─── Data supplied ───
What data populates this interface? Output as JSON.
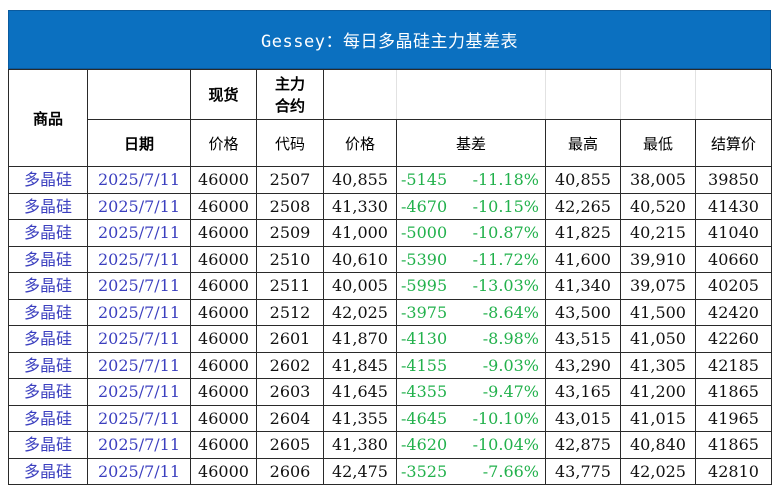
{
  "title": "Gessey：每日多晶硅主力基差表",
  "header_row1": {
    "product": "商品",
    "spot": "现货",
    "main_contract": "主力\n合约"
  },
  "header_row2": {
    "date": "日期",
    "spot_price": "价格",
    "code": "代码",
    "price": "价格",
    "basis": "基差",
    "high": "最高",
    "low": "最低",
    "settle": "结算价"
  },
  "rows": [
    {
      "product": "多晶硅",
      "date": "2025/7/11",
      "spot": "46000",
      "code": "2507",
      "price": "40,855",
      "basis": "-5145",
      "basis_pct": "-11.18%",
      "high": "40,855",
      "low": "38,005",
      "settle": "39850"
    },
    {
      "product": "多晶硅",
      "date": "2025/7/11",
      "spot": "46000",
      "code": "2508",
      "price": "41,330",
      "basis": "-4670",
      "basis_pct": "-10.15%",
      "high": "42,265",
      "low": "40,520",
      "settle": "41430"
    },
    {
      "product": "多晶硅",
      "date": "2025/7/11",
      "spot": "46000",
      "code": "2509",
      "price": "41,000",
      "basis": "-5000",
      "basis_pct": "-10.87%",
      "high": "41,825",
      "low": "40,215",
      "settle": "41040"
    },
    {
      "product": "多晶硅",
      "date": "2025/7/11",
      "spot": "46000",
      "code": "2510",
      "price": "40,610",
      "basis": "-5390",
      "basis_pct": "-11.72%",
      "high": "41,600",
      "low": "39,910",
      "settle": "40660"
    },
    {
      "product": "多晶硅",
      "date": "2025/7/11",
      "spot": "46000",
      "code": "2511",
      "price": "40,005",
      "basis": "-5995",
      "basis_pct": "-13.03%",
      "high": "41,340",
      "low": "39,075",
      "settle": "40205"
    },
    {
      "product": "多晶硅",
      "date": "2025/7/11",
      "spot": "46000",
      "code": "2512",
      "price": "42,025",
      "basis": "-3975",
      "basis_pct": "-8.64%",
      "high": "43,500",
      "low": "41,500",
      "settle": "42420"
    },
    {
      "product": "多晶硅",
      "date": "2025/7/11",
      "spot": "46000",
      "code": "2601",
      "price": "41,870",
      "basis": "-4130",
      "basis_pct": "-8.98%",
      "high": "43,515",
      "low": "41,050",
      "settle": "42260"
    },
    {
      "product": "多晶硅",
      "date": "2025/7/11",
      "spot": "46000",
      "code": "2602",
      "price": "41,845",
      "basis": "-4155",
      "basis_pct": "-9.03%",
      "high": "43,290",
      "low": "41,305",
      "settle": "42185"
    },
    {
      "product": "多晶硅",
      "date": "2025/7/11",
      "spot": "46000",
      "code": "2603",
      "price": "41,645",
      "basis": "-4355",
      "basis_pct": "-9.47%",
      "high": "43,165",
      "low": "41,200",
      "settle": "41865"
    },
    {
      "product": "多晶硅",
      "date": "2025/7/11",
      "spot": "46000",
      "code": "2604",
      "price": "41,355",
      "basis": "-4645",
      "basis_pct": "-10.10%",
      "high": "43,015",
      "low": "41,015",
      "settle": "41965"
    },
    {
      "product": "多晶硅",
      "date": "2025/7/11",
      "spot": "46000",
      "code": "2605",
      "price": "41,380",
      "basis": "-4620",
      "basis_pct": "-10.04%",
      "high": "42,875",
      "low": "40,840",
      "settle": "41865"
    },
    {
      "product": "多晶硅",
      "date": "2025/7/11",
      "spot": "46000",
      "code": "2606",
      "price": "42,475",
      "basis": "-3525",
      "basis_pct": "-7.66%",
      "high": "43,775",
      "low": "42,025",
      "settle": "42810"
    }
  ],
  "colors": {
    "title_bg": "#0b70c0",
    "title_text": "#ffffff",
    "product_text": "#3b3fbf",
    "basis_text": "#22b14c",
    "value_text": "#111111"
  }
}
───
What you will do
Each line of the material must be retyped exactly, except that images are omitted.

Written response
What data populates this interface? Output as JSON.
{
  "title": "Gessey：每日多晶硅主力基差表",
  "header_row1": {
    "product": "商品",
    "spot": "现货",
    "main_contract": "主力\n合约"
  },
  "header_row2": {
    "date": "日期",
    "spot_price": "价格",
    "code": "代码",
    "price": "价格",
    "basis": "基差",
    "high": "最高",
    "low": "最低",
    "settle": "结算价"
  },
  "rows": [
    {
      "product": "多晶硅",
      "date": "2025/7/11",
      "spot": "46000",
      "code": "2507",
      "price": "40,855",
      "basis": "-5145",
      "basis_pct": "-11.18%",
      "high": "40,855",
      "low": "38,005",
      "settle": "39850"
    },
    {
      "product": "多晶硅",
      "date": "2025/7/11",
      "spot": "46000",
      "code": "2508",
      "price": "41,330",
      "basis": "-4670",
      "basis_pct": "-10.15%",
      "high": "42,265",
      "low": "40,520",
      "settle": "41430"
    },
    {
      "product": "多晶硅",
      "date": "2025/7/11",
      "spot": "46000",
      "code": "2509",
      "price": "41,000",
      "basis": "-5000",
      "basis_pct": "-10.87%",
      "high": "41,825",
      "low": "40,215",
      "settle": "41040"
    },
    {
      "product": "多晶硅",
      "date": "2025/7/11",
      "spot": "46000",
      "code": "2510",
      "price": "40,610",
      "basis": "-5390",
      "basis_pct": "-11.72%",
      "high": "41,600",
      "low": "39,910",
      "settle": "40660"
    },
    {
      "product": "多晶硅",
      "date": "2025/7/11",
      "spot": "46000",
      "code": "2511",
      "price": "40,005",
      "basis": "-5995",
      "basis_pct": "-13.03%",
      "high": "41,340",
      "low": "39,075",
      "settle": "40205"
    },
    {
      "product": "多晶硅",
      "date": "2025/7/11",
      "spot": "46000",
      "code": "2512",
      "price": "42,025",
      "basis": "-3975",
      "basis_pct": "-8.64%",
      "high": "43,500",
      "low": "41,500",
      "settle": "42420"
    },
    {
      "product": "多晶硅",
      "date": "2025/7/11",
      "spot": "46000",
      "code": "2601",
      "price": "41,870",
      "basis": "-4130",
      "basis_pct": "-8.98%",
      "high": "43,515",
      "low": "41,050",
      "settle": "42260"
    },
    {
      "product": "多晶硅",
      "date": "2025/7/11",
      "spot": "46000",
      "code": "2602",
      "price": "41,845",
      "basis": "-4155",
      "basis_pct": "-9.03%",
      "high": "43,290",
      "low": "41,305",
      "settle": "42185"
    },
    {
      "product": "多晶硅",
      "date": "2025/7/11",
      "spot": "46000",
      "code": "2603",
      "price": "41,645",
      "basis": "-4355",
      "basis_pct": "-9.47%",
      "high": "43,165",
      "low": "41,200",
      "settle": "41865"
    },
    {
      "product": "多晶硅",
      "date": "2025/7/11",
      "spot": "46000",
      "code": "2604",
      "price": "41,355",
      "basis": "-4645",
      "basis_pct": "-10.10%",
      "high": "43,015",
      "low": "41,015",
      "settle": "41965"
    },
    {
      "product": "多晶硅",
      "date": "2025/7/11",
      "spot": "46000",
      "code": "2605",
      "price": "41,380",
      "basis": "-4620",
      "basis_pct": "-10.04%",
      "high": "42,875",
      "low": "40,840",
      "settle": "41865"
    },
    {
      "product": "多晶硅",
      "date": "2025/7/11",
      "spot": "46000",
      "code": "2606",
      "price": "42,475",
      "basis": "-3525",
      "basis_pct": "-7.66%",
      "high": "43,775",
      "low": "42,025",
      "settle": "42810"
    }
  ],
  "colors": {
    "title_bg": "#0b70c0",
    "title_text": "#ffffff",
    "product_text": "#3b3fbf",
    "basis_text": "#22b14c",
    "value_text": "#111111"
  }
}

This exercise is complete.